Tell how many lines in these records contain the string "forward", with only the number as the reply.

┌─ TASK DATA

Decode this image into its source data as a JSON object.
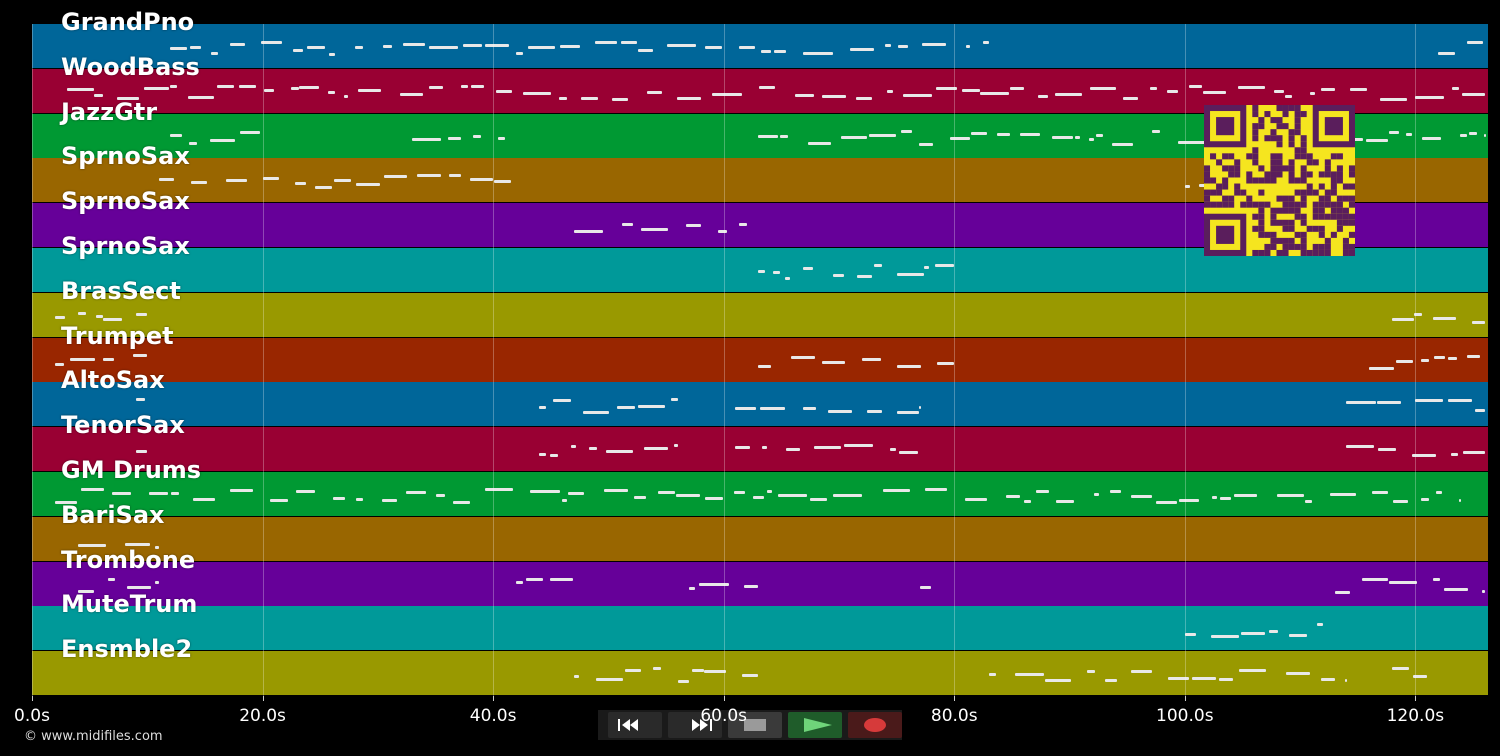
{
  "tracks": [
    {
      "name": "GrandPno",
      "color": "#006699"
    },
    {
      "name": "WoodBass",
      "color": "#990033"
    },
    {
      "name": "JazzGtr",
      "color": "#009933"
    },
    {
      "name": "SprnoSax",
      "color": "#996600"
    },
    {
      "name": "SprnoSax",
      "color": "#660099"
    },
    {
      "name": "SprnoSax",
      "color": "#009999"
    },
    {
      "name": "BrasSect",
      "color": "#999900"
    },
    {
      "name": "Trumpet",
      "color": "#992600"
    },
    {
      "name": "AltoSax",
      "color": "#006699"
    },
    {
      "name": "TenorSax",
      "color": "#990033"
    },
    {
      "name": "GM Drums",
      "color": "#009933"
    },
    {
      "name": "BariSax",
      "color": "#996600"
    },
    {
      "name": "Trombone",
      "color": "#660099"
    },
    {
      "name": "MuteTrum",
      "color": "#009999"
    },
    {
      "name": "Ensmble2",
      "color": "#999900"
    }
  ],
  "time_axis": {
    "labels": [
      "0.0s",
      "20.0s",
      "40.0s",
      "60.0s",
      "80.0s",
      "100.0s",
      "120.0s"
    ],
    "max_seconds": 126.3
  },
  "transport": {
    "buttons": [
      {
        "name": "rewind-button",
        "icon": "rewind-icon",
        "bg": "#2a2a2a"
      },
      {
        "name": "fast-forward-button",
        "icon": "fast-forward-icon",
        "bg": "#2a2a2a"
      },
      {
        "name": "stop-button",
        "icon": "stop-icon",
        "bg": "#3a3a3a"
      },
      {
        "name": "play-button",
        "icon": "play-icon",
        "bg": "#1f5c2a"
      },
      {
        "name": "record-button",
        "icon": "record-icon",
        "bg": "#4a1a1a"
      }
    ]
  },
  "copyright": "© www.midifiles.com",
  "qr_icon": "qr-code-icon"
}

└─
┌─ TASK DATA

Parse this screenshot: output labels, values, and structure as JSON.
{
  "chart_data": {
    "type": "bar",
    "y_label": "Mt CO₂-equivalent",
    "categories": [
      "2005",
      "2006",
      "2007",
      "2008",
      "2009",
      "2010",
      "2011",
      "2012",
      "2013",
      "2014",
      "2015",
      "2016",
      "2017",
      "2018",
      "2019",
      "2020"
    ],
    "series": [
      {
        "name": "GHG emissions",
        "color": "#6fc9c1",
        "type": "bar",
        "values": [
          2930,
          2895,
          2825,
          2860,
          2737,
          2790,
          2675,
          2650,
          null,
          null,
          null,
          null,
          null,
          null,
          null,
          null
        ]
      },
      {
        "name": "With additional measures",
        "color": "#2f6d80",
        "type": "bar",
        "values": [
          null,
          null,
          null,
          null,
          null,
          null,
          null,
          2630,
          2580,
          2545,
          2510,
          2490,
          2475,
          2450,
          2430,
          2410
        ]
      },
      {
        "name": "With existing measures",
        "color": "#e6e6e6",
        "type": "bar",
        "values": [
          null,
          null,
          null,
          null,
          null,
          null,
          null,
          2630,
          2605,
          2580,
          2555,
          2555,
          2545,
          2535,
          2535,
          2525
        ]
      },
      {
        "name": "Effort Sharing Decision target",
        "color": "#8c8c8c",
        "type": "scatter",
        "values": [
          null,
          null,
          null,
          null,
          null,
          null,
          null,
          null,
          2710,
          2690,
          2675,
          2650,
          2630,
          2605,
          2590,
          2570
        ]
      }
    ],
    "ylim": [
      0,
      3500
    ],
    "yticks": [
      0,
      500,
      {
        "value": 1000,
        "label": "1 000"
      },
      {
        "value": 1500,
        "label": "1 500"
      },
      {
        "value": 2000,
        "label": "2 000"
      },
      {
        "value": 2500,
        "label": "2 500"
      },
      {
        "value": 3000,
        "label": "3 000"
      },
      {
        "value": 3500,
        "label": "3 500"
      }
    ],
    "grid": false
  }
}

└─

WRITTEN ANSWER
2